[Data entries for graphics]
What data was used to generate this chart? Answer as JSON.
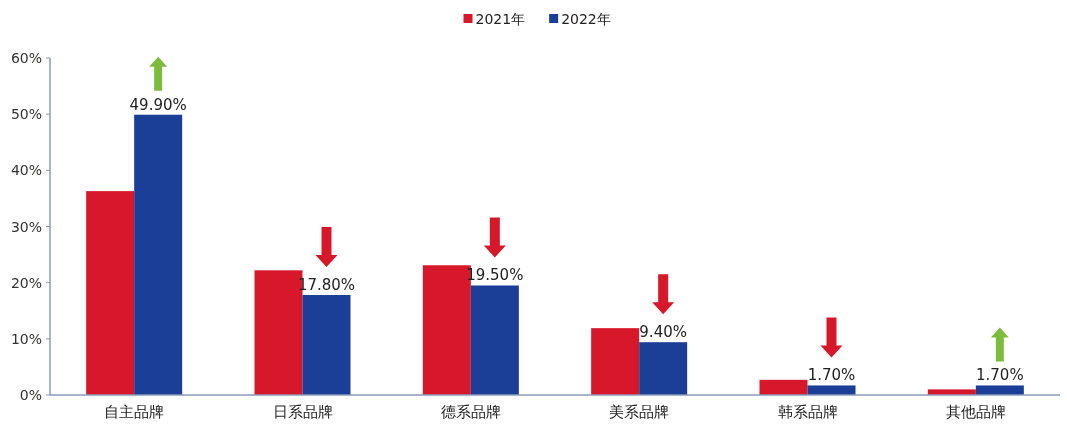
{
  "chart_data": {
    "type": "bar",
    "categories": [
      "自主品牌",
      "日系品牌",
      "德系品牌",
      "美系品牌",
      "韩系品牌",
      "其他品牌"
    ],
    "series": [
      {
        "name": "2021年",
        "color": "#d7182a",
        "values": [
          36.3,
          22.2,
          23.1,
          11.9,
          2.7,
          1.0
        ]
      },
      {
        "name": "2022年",
        "color": "#1b3f97",
        "values": [
          49.9,
          17.8,
          19.5,
          9.4,
          1.7,
          1.7
        ],
        "value_labels": [
          "49.90%",
          "17.80%",
          "19.50%",
          "9.40%",
          "1.70%",
          "1.70%"
        ]
      }
    ],
    "ylim": [
      0,
      60
    ],
    "yticks": [
      {
        "value": 0,
        "label": "0%"
      },
      {
        "value": 10,
        "label": "10%"
      },
      {
        "value": 20,
        "label": "20%"
      },
      {
        "value": 30,
        "label": "30%"
      },
      {
        "value": 40,
        "label": "40%"
      },
      {
        "value": 50,
        "label": "50%"
      },
      {
        "value": 60,
        "label": "60%"
      }
    ],
    "legend": "top",
    "grid": false
  }
}
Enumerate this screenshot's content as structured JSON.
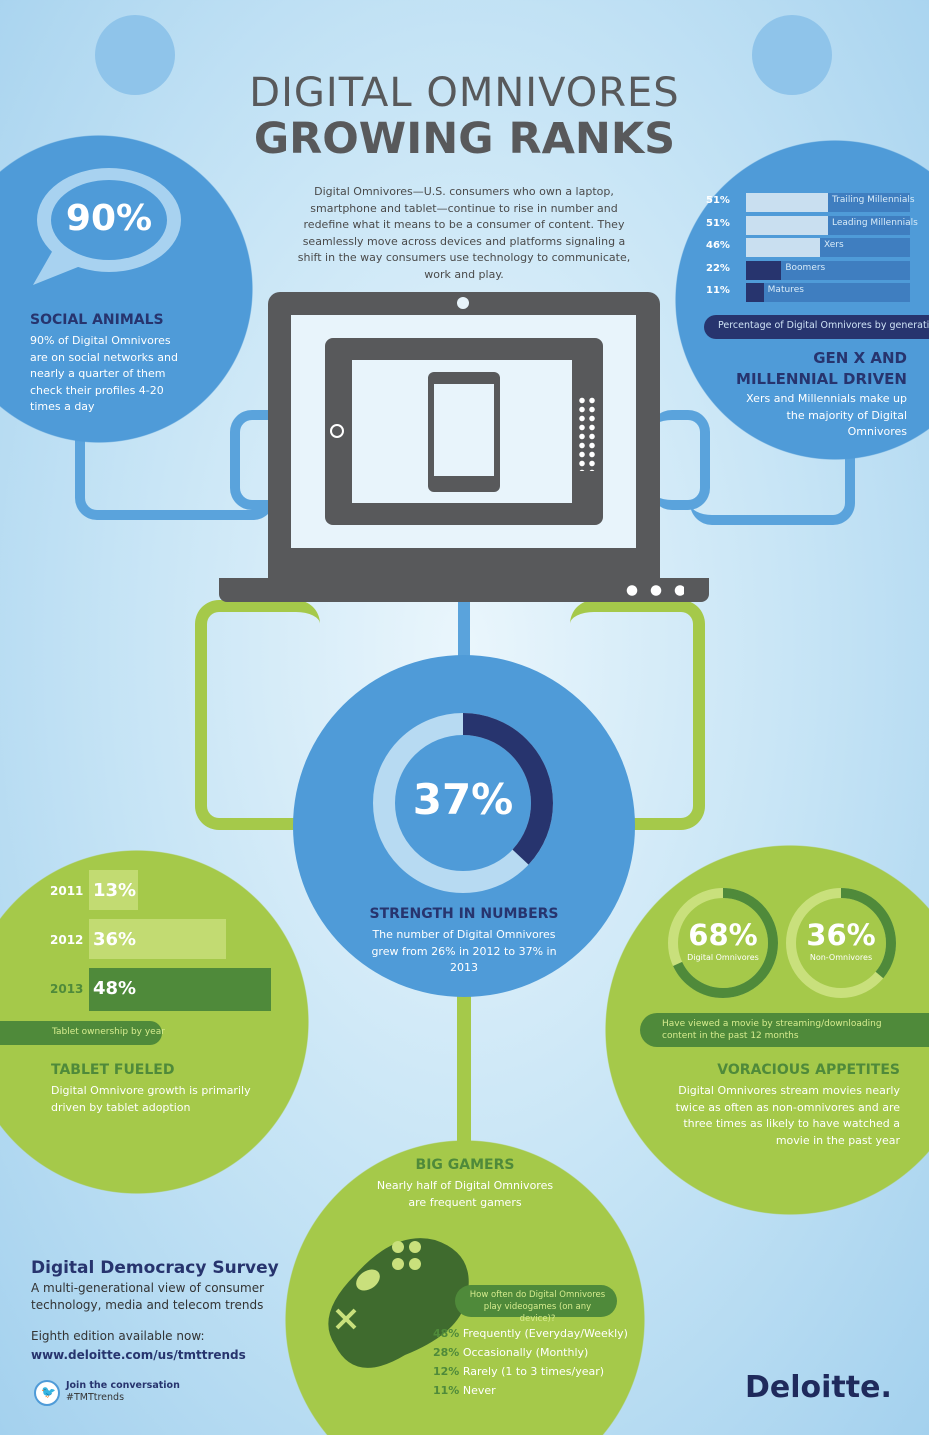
{
  "title": {
    "line1": "DIGITAL OMNIVORES",
    "line2": "GROWING RANKS"
  },
  "intro": "Digital Omnivores—U.S. consumers who own a laptop, smartphone and tablet—continue to rise in number and redefine what it means to be a consumer of content. They seamlessly move across devices and platforms signaling a shift in the way consumers use technology to communicate, work and play.",
  "social": {
    "value": "90%",
    "heading": "SOCIAL ANIMALS",
    "body": "90% of Digital Omnivores are on social networks and nearly a quarter of them check their profiles 4-20 times a day"
  },
  "generation": {
    "caption": "Percentage of Digital Omnivores by generation",
    "heading1": "GEN X AND",
    "heading2": "MILLENNIAL DRIVEN",
    "body": "Xers and Millennials make up the majority of Digital Omnivores",
    "bars": [
      {
        "label": "Trailing Millennials",
        "value": 51,
        "text": "51%"
      },
      {
        "label": "Leading Millennials",
        "value": 51,
        "text": "51%"
      },
      {
        "label": "Xers",
        "value": 46,
        "text": "46%"
      },
      {
        "label": "Boomers",
        "value": 22,
        "text": "22%"
      },
      {
        "label": "Matures",
        "value": 11,
        "text": "11%"
      }
    ]
  },
  "strength": {
    "value": 37,
    "text": "37%",
    "heading": "STRENGTH IN NUMBERS",
    "body": "The number of Digital Omnivores grew from 26% in 2012 to 37% in 2013"
  },
  "tablet": {
    "caption": "Tablet ownership by year",
    "heading": "TABLET FUELED",
    "body": "Digital Omnivore growth is primarily driven by tablet adoption",
    "bars": [
      {
        "year": "2011",
        "value": 13,
        "text": "13%"
      },
      {
        "year": "2012",
        "value": 36,
        "text": "36%"
      },
      {
        "year": "2013",
        "value": 48,
        "text": "48%"
      }
    ]
  },
  "movies": {
    "omni": {
      "value": 68,
      "text": "68%",
      "label": "Digital Omnivores"
    },
    "non": {
      "value": 36,
      "text": "36%",
      "label": "Non-Omnivores"
    },
    "caption": "Have viewed a movie by streaming/downloading content in the past 12 months",
    "heading": "VORACIOUS APPETITES",
    "body": "Digital Omnivores stream movies nearly twice as often as non-omnivores and are three times as likely to have watched a movie in the past year"
  },
  "gamers": {
    "heading": "BIG GAMERS",
    "body": "Nearly half of Digital Omnivores are frequent gamers",
    "question": "How often do Digital Omnivores play videogames (on any device)?",
    "items": [
      {
        "pct": "48%",
        "label": "Frequently (Everyday/Weekly)"
      },
      {
        "pct": "28%",
        "label": "Occasionally (Monthly)"
      },
      {
        "pct": "12%",
        "label": "Rarely (1 to 3 times/year)"
      },
      {
        "pct": "11%",
        "label": "Never"
      }
    ]
  },
  "survey": {
    "title": "Digital Democracy Survey",
    "subtitle": "A multi-generational view of consumer technology, media and telecom trends",
    "edition": "Eighth edition available now:",
    "url": "www.deloitte.com/us/tmttrends",
    "join": "Join the conversation",
    "hashtag": "#TMTtrends"
  },
  "logo": "Deloitte.",
  "colors": {
    "blue": "#4f9bd8",
    "navy": "#27346e",
    "green": "#a5c94a",
    "darkgreen": "#4f8a3a",
    "gray": "#58595b"
  }
}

SHORT TASK: Copy all the data exactly as written, but skip any picture.

EXERCISE RESPONSE:
What data was used to generate this chart? Answer as JSON.
{
  "chart_data": {
    "type": "bar",
    "categories": [
      "自主品牌",
      "日系品牌",
      "德系品牌",
      "美系品牌",
      "韩系品牌",
      "其他品牌"
    ],
    "series": [
      {
        "name": "2021年",
        "color": "#d7182a",
        "values": [
          36.3,
          22.2,
          23.1,
          11.9,
          2.7,
          1.0
        ]
      },
      {
        "name": "2022年",
        "color": "#1b3f97",
        "values": [
          49.9,
          17.8,
          19.5,
          9.4,
          1.7,
          1.7
        ],
        "value_labels": [
          "49.90%",
          "17.80%",
          "19.50%",
          "9.40%",
          "1.70%",
          "1.70%"
        ]
      }
    ],
    "ylim": [
      0,
      60
    ],
    "yticks": [
      {
        "value": 0,
        "label": "0%"
      },
      {
        "value": 10,
        "label": "10%"
      },
      {
        "value": 20,
        "label": "20%"
      },
      {
        "value": 30,
        "label": "30%"
      },
      {
        "value": 40,
        "label": "40%"
      },
      {
        "value": 50,
        "label": "50%"
      },
      {
        "value": 60,
        "label": "60%"
      }
    ],
    "legend": "top",
    "grid": false
  }
}
Enumerate this screenshot's content as structured JSON.
{
  "title": {
    "line1": "DIGITAL OMNIVORES",
    "line2": "GROWING RANKS"
  },
  "intro": "Digital Omnivores—U.S. consumers who own a laptop, smartphone and tablet—continue to rise in number and redefine what it means to be a consumer of content. They seamlessly move across devices and platforms signaling a shift in the way consumers use technology to communicate, work and play.",
  "social": {
    "value": "90%",
    "heading": "SOCIAL ANIMALS",
    "body": "90% of Digital Omnivores are on social networks and nearly a quarter of them check their profiles 4-20 times a day"
  },
  "generation": {
    "caption": "Percentage of Digital Omnivores by generation",
    "heading1": "GEN X AND",
    "heading2": "MILLENNIAL DRIVEN",
    "body": "Xers and Millennials make up the majority of Digital Omnivores",
    "bars": [
      {
        "label": "Trailing Millennials",
        "value": 51,
        "text": "51%"
      },
      {
        "label": "Leading Millennials",
        "value": 51,
        "text": "51%"
      },
      {
        "label": "Xers",
        "value": 46,
        "text": "46%"
      },
      {
        "label": "Boomers",
        "value": 22,
        "text": "22%"
      },
      {
        "label": "Matures",
        "value": 11,
        "text": "11%"
      }
    ]
  },
  "strength": {
    "value": 37,
    "text": "37%",
    "heading": "STRENGTH IN NUMBERS",
    "body": "The number of Digital Omnivores grew from 26% in 2012 to 37% in 2013"
  },
  "tablet": {
    "caption": "Tablet ownership by year",
    "heading": "TABLET FUELED",
    "body": "Digital Omnivore growth is primarily driven by tablet adoption",
    "bars": [
      {
        "year": "2011",
        "value": 13,
        "text": "13%"
      },
      {
        "year": "2012",
        "value": 36,
        "text": "36%"
      },
      {
        "year": "2013",
        "value": 48,
        "text": "48%"
      }
    ]
  },
  "movies": {
    "omni": {
      "value": 68,
      "text": "68%",
      "label": "Digital Omnivores"
    },
    "non": {
      "value": 36,
      "text": "36%",
      "label": "Non-Omnivores"
    },
    "caption": "Have viewed a movie by streaming/downloading content in the past 12 months",
    "heading": "VORACIOUS APPETITES",
    "body": "Digital Omnivores stream movies nearly twice as often as non-omnivores and are three times as likely to have watched a movie in the past year"
  },
  "gamers": {
    "heading": "BIG GAMERS",
    "body": "Nearly half of Digital Omnivores are frequent gamers",
    "question": "How often do Digital Omnivores play videogames (on any device)?",
    "items": [
      {
        "pct": "48%",
        "label": "Frequently (Everyday/Weekly)"
      },
      {
        "pct": "28%",
        "label": "Occasionally (Monthly)"
      },
      {
        "pct": "12%",
        "label": "Rarely (1 to 3 times/year)"
      },
      {
        "pct": "11%",
        "label": "Never"
      }
    ]
  },
  "survey": {
    "title": "Digital Democracy Survey",
    "subtitle": "A multi-generational view of consumer technology, media and telecom trends",
    "edition": "Eighth edition available now:",
    "url": "www.deloitte.com/us/tmttrends",
    "join": "Join the conversation",
    "hashtag": "#TMTtrends"
  },
  "logo": "Deloitte.",
  "colors": {
    "blue": "#4f9bd8",
    "navy": "#27346e",
    "green": "#a5c94a",
    "darkgreen": "#4f8a3a",
    "gray": "#58595b"
  }
}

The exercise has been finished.